● MATERIAL FOR THIS EXERCISE:
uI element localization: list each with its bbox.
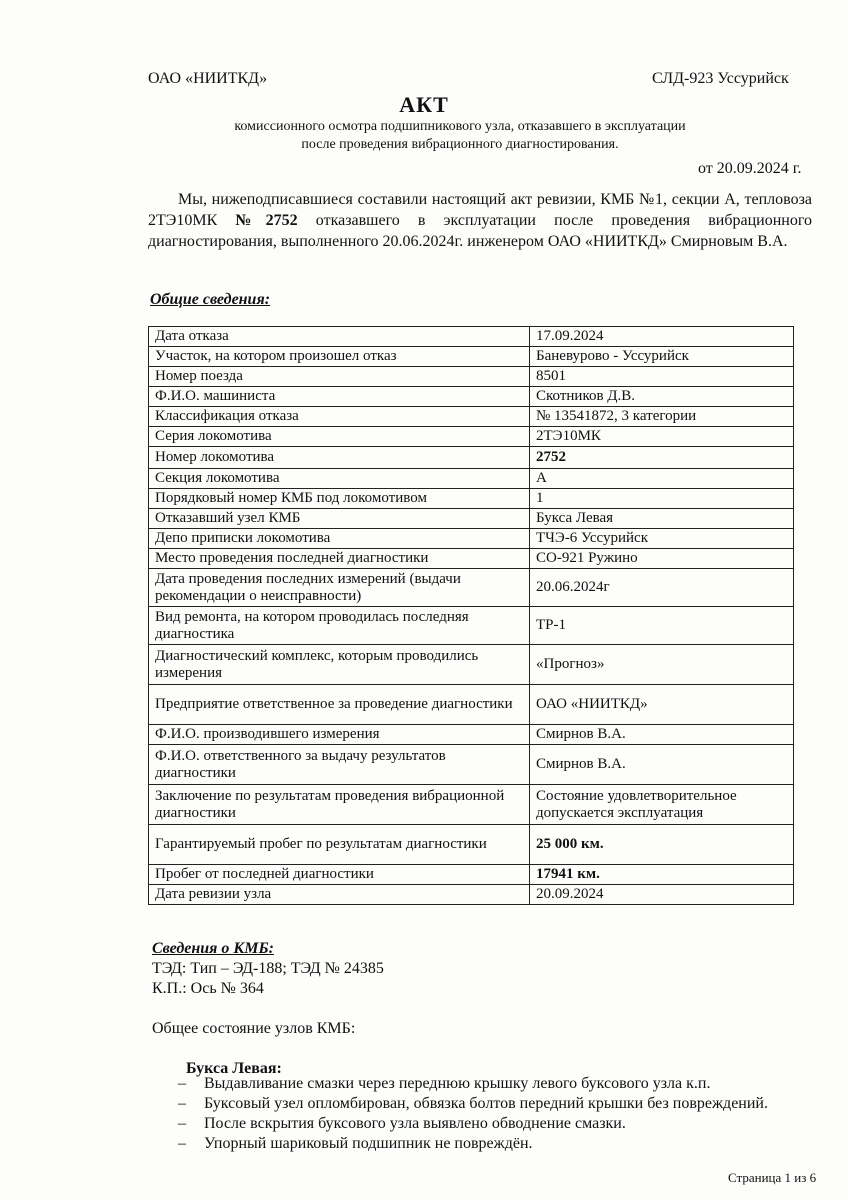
row-value: Скотников Д.В. <box>530 387 794 407</box>
table-row <box>149 367 794 387</box>
row-label: Дата ревизии узла <box>149 885 530 905</box>
general-state-heading: Общее состояние узлов КМБ: <box>152 1020 356 1037</box>
table-row <box>149 509 794 529</box>
row-value: ОАО «НИИТКД» <box>530 685 794 725</box>
row-label: Секция локомотива <box>149 469 530 489</box>
row-label: Классификация отказа <box>149 407 530 427</box>
table-row <box>149 745 794 785</box>
row-value: 17941 км. <box>530 865 794 885</box>
table-row <box>149 489 794 509</box>
row-label: Участок, на котором произошел отказ <box>149 347 530 367</box>
bullet-dash: – <box>178 1075 186 1092</box>
section-general-heading: Общие сведения: <box>150 291 271 308</box>
list-item <box>178 1074 768 1094</box>
row-value: «Прогноз» <box>530 645 794 685</box>
row-label: Ф.И.О. машиниста <box>149 387 530 407</box>
table-row <box>149 549 794 569</box>
finding-text: Выдавливание смазки через переднюю крышку левого буксового узла к.п. <box>204 1075 711 1092</box>
row-value: 2ТЭ10МК <box>530 427 794 447</box>
kp-info: К.П.: Ось № 364 <box>152 980 264 997</box>
table-row <box>149 607 794 645</box>
row-label: Предприятие ответственное за проведение диагностики <box>149 685 530 725</box>
bullet-dash: – <box>178 1135 186 1152</box>
table-row <box>149 347 794 367</box>
row-label: Гарантируемый пробег по результатам диагностики <box>149 825 530 865</box>
row-value: СО-921 Ружино <box>530 549 794 569</box>
page-number: Страница 1 из 6 <box>728 1170 817 1185</box>
row-label: Номер поезда <box>149 367 530 387</box>
table-row <box>149 529 794 549</box>
document-subtitle <box>180 118 740 154</box>
row-label: Дата проведения последних измерений (выдачи рекомендации о неисправности) <box>149 569 530 607</box>
table-row <box>149 469 794 489</box>
row-value: 20.09.2024 <box>530 885 794 905</box>
row-value: Состояние удовлетворительное допускается эксплуатация <box>530 785 794 825</box>
findings-list <box>178 1074 768 1154</box>
header-depot-code: СЛД-923 Уссурийск <box>652 70 789 87</box>
row-label: Ф.И.О. ответственного за выдачу результатов диагностики <box>149 745 530 785</box>
table-row <box>149 825 794 865</box>
row-value: 20.06.2024г <box>530 569 794 607</box>
list-item <box>178 1094 768 1114</box>
intro-loco-number: №2752 <box>235 212 298 229</box>
row-label: Отказавший узел КМБ <box>149 509 530 529</box>
table-row <box>149 685 794 725</box>
intro-part-1: Мы, нижеподписавшиеся составили настоящий акт ревизии, КМБ №1, секции А, тепловоза 2ТЭ10МК <box>148 191 812 229</box>
row-value: Смирнов В.А. <box>530 745 794 785</box>
general-info-table <box>148 326 794 905</box>
finding-text: Упорный шариковый подшипник не повреждён. <box>204 1135 533 1152</box>
document-title: АКТ <box>399 92 449 117</box>
row-label: Порядковый номер КМБ под локомотивом <box>149 489 530 509</box>
row-value: 25 000 км. <box>530 825 794 865</box>
row-label: Вид ремонта, на котором проводилась последняя диагностика <box>149 607 530 645</box>
row-label: Депо приписки локомотива <box>149 529 530 549</box>
row-value: 8501 <box>530 367 794 387</box>
bullet-dash: – <box>178 1115 186 1132</box>
finding-text: После вскрытия буксового узла выявлено обводнение смазки. <box>204 1115 626 1132</box>
row-label: Пробег от последней диагностики <box>149 865 530 885</box>
row-value: № 13541872, 3 категории <box>530 407 794 427</box>
table-row <box>149 387 794 407</box>
table-row <box>149 725 794 745</box>
list-item <box>178 1114 768 1134</box>
row-value: А <box>530 469 794 489</box>
table-row <box>149 569 794 607</box>
section-kmb-heading: Сведения о КМБ: <box>152 940 274 957</box>
bullet-dash: – <box>178 1095 186 1112</box>
table-row <box>149 885 794 905</box>
table-row <box>149 407 794 427</box>
table-row <box>149 447 794 469</box>
row-label: Номер локомотива <box>149 447 530 469</box>
list-item <box>178 1134 768 1154</box>
row-label: Место проведения последней диагностики <box>149 549 530 569</box>
row-label: Дата отказа <box>149 327 530 347</box>
subtitle-line-1: комиссионного осмотра подшипникового узла, отказавшего в эксплуатации <box>234 119 686 134</box>
row-label: Ф.И.О. производившего измерения <box>149 725 530 745</box>
intro-part-2: отказавшего в эксплуатации после проведения вибрационного диагностирования, выполненного 20.06.2024г. инженером ОАО «НИИТКД» Смирновым В.А. <box>148 212 812 250</box>
row-value: ТЧЭ-6 Уссурийск <box>530 529 794 549</box>
row-label: Серия локомотива <box>149 427 530 447</box>
buksa-heading: Букса Левая: <box>186 1060 282 1077</box>
table-row <box>149 427 794 447</box>
row-label: Заключение по результатам проведения вибрационной диагностики <box>149 785 530 825</box>
header-organization: ОАО «НИИТКД» <box>148 70 268 87</box>
table-row <box>149 785 794 825</box>
table-row <box>149 327 794 347</box>
row-value: Букса Левая <box>530 509 794 529</box>
row-value: 2752 <box>530 447 794 469</box>
row-value: Баневурово - Уссурийск <box>530 347 794 367</box>
row-value: Смирнов В.А. <box>530 725 794 745</box>
row-value: ТР-1 <box>530 607 794 645</box>
intro-paragraph <box>148 189 812 252</box>
document-date: от 20.09.2024 г. <box>698 160 802 177</box>
ted-info: ТЭД: Тип – ЭД-188; ТЭД № 24385 <box>152 960 384 977</box>
table-row <box>149 645 794 685</box>
row-value: 1 <box>530 489 794 509</box>
table-row <box>149 865 794 885</box>
finding-text: Буксовый узел опломбирован, обвязка болтов передний крышки без повреждений. <box>204 1095 768 1112</box>
row-value: 17.09.2024 <box>530 327 794 347</box>
row-label: Диагностический комплекс, которым проводились измерения <box>149 645 530 685</box>
subtitle-line-2: после проведения вибрационного диагностирования. <box>301 137 619 152</box>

● GOAL OF THE EXERCISE: Reproduce the records above, replacing "table-row" with "data-row" wherever it occurs and keeping everything else unchanged. Leave the pictures out of the answer.

● EXERCISE SOLUTION:
uI element localization: list each with its bbox.
row-value: Скотников Д.В. <box>530 387 794 407</box>
data-row <box>149 367 794 387</box>
row-label: Дата ревизии узла <box>149 885 530 905</box>
general-state-heading: Общее состояние узлов КМБ: <box>152 1020 356 1037</box>
data-row <box>149 509 794 529</box>
row-value: ОАО «НИИТКД» <box>530 685 794 725</box>
row-label: Секция локомотива <box>149 469 530 489</box>
row-label: Классификация отказа <box>149 407 530 427</box>
data-row <box>149 745 794 785</box>
row-value: 17941 км. <box>530 865 794 885</box>
data-row <box>149 489 794 509</box>
row-label: Участок, на котором произошел отказ <box>149 347 530 367</box>
bullet-dash: – <box>178 1075 186 1092</box>
section-general-heading: Общие сведения: <box>150 291 271 308</box>
list-item <box>178 1074 768 1094</box>
row-value: «Прогноз» <box>530 645 794 685</box>
row-label: Ф.И.О. машиниста <box>149 387 530 407</box>
data-row <box>149 549 794 569</box>
finding-text: Выдавливание смазки через переднюю крышку левого буксового узла к.п. <box>204 1075 711 1092</box>
row-value: 2ТЭ10МК <box>530 427 794 447</box>
kp-info: К.П.: Ось № 364 <box>152 980 264 997</box>
data-row <box>149 607 794 645</box>
row-label: Предприятие ответственное за проведение диагностики <box>149 685 530 725</box>
bullet-dash: – <box>178 1135 186 1152</box>
data-row <box>149 347 794 367</box>
row-label: Гарантируемый пробег по результатам диагностики <box>149 825 530 865</box>
row-value: СО-921 Ружино <box>530 549 794 569</box>
page-number: Страница 1 из 6 <box>728 1170 817 1185</box>
row-label: Номер поезда <box>149 367 530 387</box>
data-row <box>149 529 794 549</box>
document-subtitle <box>180 118 740 154</box>
row-label: Дата проведения последних измерений (выдачи рекомендации о неисправности) <box>149 569 530 607</box>
data-row <box>149 469 794 489</box>
row-value: 20.09.2024 <box>530 885 794 905</box>
row-value: Состояние удовлетворительное допускается эксплуатация <box>530 785 794 825</box>
findings-list <box>178 1074 768 1154</box>
header-depot-code: СЛД-923 Уссурийск <box>652 70 789 87</box>
row-label: Ф.И.О. ответственного за выдачу результатов диагностики <box>149 745 530 785</box>
data-row <box>149 825 794 865</box>
row-value: 20.06.2024г <box>530 569 794 607</box>
list-item <box>178 1094 768 1114</box>
intro-loco-number: №2752 <box>235 212 298 229</box>
row-label: Отказавший узел КМБ <box>149 509 530 529</box>
data-row <box>149 685 794 725</box>
intro-part-1: Мы, нижеподписавшиеся составили настоящий акт ревизии, КМБ №1, секции А, тепловоза 2ТЭ10МК <box>148 191 812 229</box>
row-value: Смирнов В.А. <box>530 745 794 785</box>
general-info-table <box>148 326 794 905</box>
finding-text: Упорный шариковый подшипник не повреждён. <box>204 1135 533 1152</box>
document-title: АКТ <box>399 92 449 117</box>
row-label: Порядковый номер КМБ под локомотивом <box>149 489 530 509</box>
row-value: 25 000 км. <box>530 825 794 865</box>
row-label: Вид ремонта, на котором проводилась последняя диагностика <box>149 607 530 645</box>
row-label: Депо приписки локомотива <box>149 529 530 549</box>
row-value: 8501 <box>530 367 794 387</box>
bullet-dash: – <box>178 1115 186 1132</box>
finding-text: После вскрытия буксового узла выявлено обводнение смазки. <box>204 1115 626 1132</box>
row-label: Пробег от последней диагностики <box>149 865 530 885</box>
row-value: № 13541872, 3 категории <box>530 407 794 427</box>
data-row <box>149 387 794 407</box>
data-row <box>149 725 794 745</box>
list-item <box>178 1114 768 1134</box>
row-value: А <box>530 469 794 489</box>
data-row <box>149 569 794 607</box>
section-kmb-heading: Сведения о КМБ: <box>152 940 274 957</box>
bullet-dash: – <box>178 1095 186 1112</box>
data-row <box>149 885 794 905</box>
data-row <box>149 407 794 427</box>
data-row <box>149 447 794 469</box>
row-label: Номер локомотива <box>149 447 530 469</box>
list-item <box>178 1134 768 1154</box>
row-label: Место проведения последней диагностики <box>149 549 530 569</box>
row-label: Дата отказа <box>149 327 530 347</box>
subtitle-line-1: комиссионного осмотра подшипникового узла, отказавшего в эксплуатации <box>234 119 686 134</box>
row-label: Ф.И.О. производившего измерения <box>149 725 530 745</box>
intro-part-2: отказавшего в эксплуатации после проведения вибрационного диагностирования, выполненного 20.06.2024г. инженером ОАО «НИИТКД» Смирновым В.А. <box>148 212 812 250</box>
row-value: ТЧЭ-6 Уссурийск <box>530 529 794 549</box>
row-label: Серия локомотива <box>149 427 530 447</box>
buksa-heading: Букса Левая: <box>186 1060 282 1077</box>
data-row <box>149 427 794 447</box>
row-label: Заключение по результатам проведения вибрационной диагностики <box>149 785 530 825</box>
header-organization: ОАО «НИИТКД» <box>148 70 268 87</box>
data-row <box>149 785 794 825</box>
data-row <box>149 327 794 347</box>
row-value: Букса Левая <box>530 509 794 529</box>
row-value: 2752 <box>530 447 794 469</box>
row-value: Баневурово - Уссурийск <box>530 347 794 367</box>
row-value: Смирнов В.А. <box>530 725 794 745</box>
row-value: ТР-1 <box>530 607 794 645</box>
intro-paragraph <box>148 189 812 252</box>
document-date: от 20.09.2024 г. <box>698 160 802 177</box>
ted-info: ТЭД: Тип – ЭД-188; ТЭД № 24385 <box>152 960 384 977</box>
data-row <box>149 645 794 685</box>
row-value: 1 <box>530 489 794 509</box>
data-row <box>149 865 794 885</box>
finding-text: Буксовый узел опломбирован, обвязка болтов передний крышки без повреждений. <box>204 1095 768 1112</box>
row-value: 17.09.2024 <box>530 327 794 347</box>
row-label: Диагностический комплекс, которым проводились измерения <box>149 645 530 685</box>
subtitle-line-2: после проведения вибрационного диагностирования. <box>301 137 619 152</box>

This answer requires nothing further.